**Exercise instructions:** Read through the records below and copy each line that uses the word "used".

>> start Record extracts

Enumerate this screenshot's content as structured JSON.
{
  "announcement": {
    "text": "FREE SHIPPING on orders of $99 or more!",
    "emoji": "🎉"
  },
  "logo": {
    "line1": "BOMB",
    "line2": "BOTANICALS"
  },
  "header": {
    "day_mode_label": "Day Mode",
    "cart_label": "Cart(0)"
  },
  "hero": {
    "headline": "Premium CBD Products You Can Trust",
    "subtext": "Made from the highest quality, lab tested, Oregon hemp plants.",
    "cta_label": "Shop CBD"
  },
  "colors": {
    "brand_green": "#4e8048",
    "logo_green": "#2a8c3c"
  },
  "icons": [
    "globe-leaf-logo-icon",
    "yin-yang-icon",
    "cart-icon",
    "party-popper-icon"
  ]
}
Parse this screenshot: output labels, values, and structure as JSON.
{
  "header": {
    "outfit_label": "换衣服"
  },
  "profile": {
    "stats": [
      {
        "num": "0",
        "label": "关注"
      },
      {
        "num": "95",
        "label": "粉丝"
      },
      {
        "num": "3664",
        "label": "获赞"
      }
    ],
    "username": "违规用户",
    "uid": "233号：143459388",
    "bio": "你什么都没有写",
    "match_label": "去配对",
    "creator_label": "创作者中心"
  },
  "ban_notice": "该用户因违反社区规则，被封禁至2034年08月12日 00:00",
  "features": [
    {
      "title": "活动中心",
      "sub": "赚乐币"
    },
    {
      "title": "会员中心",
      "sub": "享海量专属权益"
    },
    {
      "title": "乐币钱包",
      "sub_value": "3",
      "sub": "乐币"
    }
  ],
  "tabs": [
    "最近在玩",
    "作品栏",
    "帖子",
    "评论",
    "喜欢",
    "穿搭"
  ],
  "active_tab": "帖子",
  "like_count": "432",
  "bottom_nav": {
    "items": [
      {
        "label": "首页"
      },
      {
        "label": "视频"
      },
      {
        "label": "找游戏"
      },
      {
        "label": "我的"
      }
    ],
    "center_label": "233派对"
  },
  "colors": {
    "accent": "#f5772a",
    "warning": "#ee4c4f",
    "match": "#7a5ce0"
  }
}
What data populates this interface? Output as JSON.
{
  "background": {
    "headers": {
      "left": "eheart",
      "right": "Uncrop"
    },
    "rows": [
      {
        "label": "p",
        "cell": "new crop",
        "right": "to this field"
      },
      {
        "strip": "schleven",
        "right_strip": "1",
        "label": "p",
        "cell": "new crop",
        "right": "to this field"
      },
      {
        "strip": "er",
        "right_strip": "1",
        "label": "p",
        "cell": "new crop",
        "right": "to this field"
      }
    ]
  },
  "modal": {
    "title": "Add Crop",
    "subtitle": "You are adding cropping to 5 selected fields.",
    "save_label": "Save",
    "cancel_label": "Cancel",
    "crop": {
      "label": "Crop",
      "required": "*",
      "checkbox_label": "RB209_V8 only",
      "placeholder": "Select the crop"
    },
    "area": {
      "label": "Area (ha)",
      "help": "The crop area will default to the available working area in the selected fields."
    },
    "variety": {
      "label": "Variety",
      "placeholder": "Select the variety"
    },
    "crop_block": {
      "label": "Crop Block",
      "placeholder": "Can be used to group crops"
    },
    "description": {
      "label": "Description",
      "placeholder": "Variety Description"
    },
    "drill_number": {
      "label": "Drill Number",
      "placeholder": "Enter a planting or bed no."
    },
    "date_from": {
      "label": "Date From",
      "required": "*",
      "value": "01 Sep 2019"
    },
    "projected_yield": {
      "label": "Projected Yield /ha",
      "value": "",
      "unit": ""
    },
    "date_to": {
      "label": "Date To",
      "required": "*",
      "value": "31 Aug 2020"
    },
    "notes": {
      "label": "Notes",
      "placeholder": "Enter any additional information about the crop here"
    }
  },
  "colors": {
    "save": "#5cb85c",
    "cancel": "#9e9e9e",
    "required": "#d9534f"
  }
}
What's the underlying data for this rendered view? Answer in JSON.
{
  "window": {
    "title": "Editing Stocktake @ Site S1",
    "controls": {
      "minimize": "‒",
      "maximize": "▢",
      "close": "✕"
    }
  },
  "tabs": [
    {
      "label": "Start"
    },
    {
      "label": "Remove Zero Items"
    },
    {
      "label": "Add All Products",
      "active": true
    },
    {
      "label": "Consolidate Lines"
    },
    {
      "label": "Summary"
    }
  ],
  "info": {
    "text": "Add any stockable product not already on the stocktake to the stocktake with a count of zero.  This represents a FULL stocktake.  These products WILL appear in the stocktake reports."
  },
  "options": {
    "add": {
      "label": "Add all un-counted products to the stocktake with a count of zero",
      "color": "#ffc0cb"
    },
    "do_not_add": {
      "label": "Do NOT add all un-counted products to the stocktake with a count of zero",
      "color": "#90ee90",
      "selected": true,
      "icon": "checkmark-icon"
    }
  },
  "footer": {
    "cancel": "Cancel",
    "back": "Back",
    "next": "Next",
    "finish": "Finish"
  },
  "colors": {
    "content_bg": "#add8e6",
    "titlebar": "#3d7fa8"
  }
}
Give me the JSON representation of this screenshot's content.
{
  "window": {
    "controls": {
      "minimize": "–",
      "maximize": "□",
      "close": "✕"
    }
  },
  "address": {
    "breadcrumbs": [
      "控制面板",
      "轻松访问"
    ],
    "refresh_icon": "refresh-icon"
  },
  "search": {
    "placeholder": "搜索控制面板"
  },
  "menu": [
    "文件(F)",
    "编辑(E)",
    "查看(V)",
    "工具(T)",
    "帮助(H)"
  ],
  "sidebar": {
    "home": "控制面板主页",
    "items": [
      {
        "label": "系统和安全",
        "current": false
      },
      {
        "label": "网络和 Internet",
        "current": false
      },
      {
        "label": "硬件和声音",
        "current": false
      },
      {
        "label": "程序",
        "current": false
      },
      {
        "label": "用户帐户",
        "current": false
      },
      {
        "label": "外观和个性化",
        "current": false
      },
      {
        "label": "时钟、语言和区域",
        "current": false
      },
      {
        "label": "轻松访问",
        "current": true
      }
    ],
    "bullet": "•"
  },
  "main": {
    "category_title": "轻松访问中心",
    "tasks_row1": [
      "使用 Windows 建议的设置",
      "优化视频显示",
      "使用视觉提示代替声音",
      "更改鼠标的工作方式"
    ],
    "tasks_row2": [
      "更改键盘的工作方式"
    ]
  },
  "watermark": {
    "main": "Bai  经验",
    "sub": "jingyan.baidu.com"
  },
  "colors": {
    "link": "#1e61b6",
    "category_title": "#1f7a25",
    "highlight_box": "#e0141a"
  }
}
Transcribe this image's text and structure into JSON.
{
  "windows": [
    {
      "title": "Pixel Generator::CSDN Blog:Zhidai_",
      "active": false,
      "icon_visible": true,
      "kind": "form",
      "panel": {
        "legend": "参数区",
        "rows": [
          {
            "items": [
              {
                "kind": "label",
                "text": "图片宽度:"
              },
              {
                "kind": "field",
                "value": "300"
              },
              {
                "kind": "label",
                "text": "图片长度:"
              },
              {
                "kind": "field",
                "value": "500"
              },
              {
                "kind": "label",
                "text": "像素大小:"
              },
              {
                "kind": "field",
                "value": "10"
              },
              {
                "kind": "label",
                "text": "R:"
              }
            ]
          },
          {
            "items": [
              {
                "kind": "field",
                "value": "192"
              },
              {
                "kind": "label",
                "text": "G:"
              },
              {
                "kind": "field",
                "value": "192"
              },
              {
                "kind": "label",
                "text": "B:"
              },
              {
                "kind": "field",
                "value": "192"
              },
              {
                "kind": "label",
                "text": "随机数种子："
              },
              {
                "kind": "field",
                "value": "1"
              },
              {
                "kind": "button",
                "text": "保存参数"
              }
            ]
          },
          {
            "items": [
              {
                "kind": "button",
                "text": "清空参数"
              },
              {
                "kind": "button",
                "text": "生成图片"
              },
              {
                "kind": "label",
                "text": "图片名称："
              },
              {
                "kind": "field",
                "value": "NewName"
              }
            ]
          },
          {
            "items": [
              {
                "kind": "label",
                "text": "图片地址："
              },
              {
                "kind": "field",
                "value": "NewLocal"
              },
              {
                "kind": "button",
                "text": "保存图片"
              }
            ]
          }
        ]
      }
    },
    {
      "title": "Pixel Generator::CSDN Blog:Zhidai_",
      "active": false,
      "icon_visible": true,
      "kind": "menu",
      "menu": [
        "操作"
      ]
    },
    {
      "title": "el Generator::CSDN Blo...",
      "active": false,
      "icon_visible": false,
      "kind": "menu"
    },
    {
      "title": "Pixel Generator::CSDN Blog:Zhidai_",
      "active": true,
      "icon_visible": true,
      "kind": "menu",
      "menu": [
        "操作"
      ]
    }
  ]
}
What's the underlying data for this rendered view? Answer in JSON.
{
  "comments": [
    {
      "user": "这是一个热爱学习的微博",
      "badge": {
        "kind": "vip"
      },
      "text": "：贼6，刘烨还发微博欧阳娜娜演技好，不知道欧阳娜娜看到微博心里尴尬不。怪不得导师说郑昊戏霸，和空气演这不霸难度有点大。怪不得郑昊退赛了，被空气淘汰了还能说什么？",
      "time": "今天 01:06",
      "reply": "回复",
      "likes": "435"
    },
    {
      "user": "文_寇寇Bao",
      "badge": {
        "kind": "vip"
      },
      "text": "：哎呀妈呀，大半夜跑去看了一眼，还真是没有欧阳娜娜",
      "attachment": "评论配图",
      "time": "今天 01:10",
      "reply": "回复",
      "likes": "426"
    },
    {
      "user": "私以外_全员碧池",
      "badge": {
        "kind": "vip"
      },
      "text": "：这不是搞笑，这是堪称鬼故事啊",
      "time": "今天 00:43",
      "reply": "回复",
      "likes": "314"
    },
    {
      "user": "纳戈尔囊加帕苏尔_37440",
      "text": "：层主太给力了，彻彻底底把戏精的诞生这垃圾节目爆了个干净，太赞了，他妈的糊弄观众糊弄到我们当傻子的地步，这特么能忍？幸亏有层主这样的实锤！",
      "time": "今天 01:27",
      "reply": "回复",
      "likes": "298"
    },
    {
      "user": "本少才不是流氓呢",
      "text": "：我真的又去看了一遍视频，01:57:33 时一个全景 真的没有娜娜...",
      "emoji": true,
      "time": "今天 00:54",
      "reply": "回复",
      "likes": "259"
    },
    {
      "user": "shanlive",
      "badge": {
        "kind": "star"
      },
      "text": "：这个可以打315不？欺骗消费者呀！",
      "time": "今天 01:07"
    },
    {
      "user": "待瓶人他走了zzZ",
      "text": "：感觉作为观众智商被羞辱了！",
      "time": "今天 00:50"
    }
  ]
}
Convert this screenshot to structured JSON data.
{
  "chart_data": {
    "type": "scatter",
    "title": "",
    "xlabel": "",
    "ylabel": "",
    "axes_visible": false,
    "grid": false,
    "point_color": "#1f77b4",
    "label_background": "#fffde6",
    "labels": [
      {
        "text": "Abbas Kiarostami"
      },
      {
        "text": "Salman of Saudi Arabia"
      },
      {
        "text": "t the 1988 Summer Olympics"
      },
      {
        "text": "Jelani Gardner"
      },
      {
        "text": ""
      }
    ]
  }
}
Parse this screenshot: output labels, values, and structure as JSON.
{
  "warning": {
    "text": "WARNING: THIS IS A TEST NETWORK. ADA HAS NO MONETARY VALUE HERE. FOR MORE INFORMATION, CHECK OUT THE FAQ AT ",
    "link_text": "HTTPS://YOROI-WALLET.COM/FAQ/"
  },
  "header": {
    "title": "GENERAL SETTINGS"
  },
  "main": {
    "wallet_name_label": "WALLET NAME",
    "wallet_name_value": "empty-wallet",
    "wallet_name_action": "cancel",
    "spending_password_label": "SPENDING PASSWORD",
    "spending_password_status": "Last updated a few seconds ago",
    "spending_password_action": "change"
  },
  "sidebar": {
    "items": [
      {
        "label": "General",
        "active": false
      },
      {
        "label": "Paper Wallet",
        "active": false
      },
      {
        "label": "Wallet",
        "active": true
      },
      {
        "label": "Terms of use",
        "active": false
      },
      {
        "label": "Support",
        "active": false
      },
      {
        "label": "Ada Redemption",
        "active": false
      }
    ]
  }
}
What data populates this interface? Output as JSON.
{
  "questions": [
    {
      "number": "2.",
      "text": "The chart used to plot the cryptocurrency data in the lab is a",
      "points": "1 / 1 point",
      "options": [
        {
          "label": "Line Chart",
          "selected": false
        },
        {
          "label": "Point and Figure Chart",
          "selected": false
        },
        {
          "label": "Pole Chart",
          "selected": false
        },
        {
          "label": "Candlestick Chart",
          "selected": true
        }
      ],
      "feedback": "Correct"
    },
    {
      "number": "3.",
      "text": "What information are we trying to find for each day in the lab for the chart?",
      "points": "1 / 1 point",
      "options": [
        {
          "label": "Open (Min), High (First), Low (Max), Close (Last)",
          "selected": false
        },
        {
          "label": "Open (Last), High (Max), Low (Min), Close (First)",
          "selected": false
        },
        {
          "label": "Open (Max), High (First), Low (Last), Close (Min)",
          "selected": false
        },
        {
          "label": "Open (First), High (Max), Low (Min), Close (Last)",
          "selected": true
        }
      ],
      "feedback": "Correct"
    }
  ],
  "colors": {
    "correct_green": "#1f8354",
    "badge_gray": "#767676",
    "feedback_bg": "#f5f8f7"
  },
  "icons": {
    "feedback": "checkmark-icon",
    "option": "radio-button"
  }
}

>> end Record extracts

**Finished exercise:**
      "placeholder": "Can be used to group crops"
      "text": "The chart used to plot the cryptocurrency data in the lab is a",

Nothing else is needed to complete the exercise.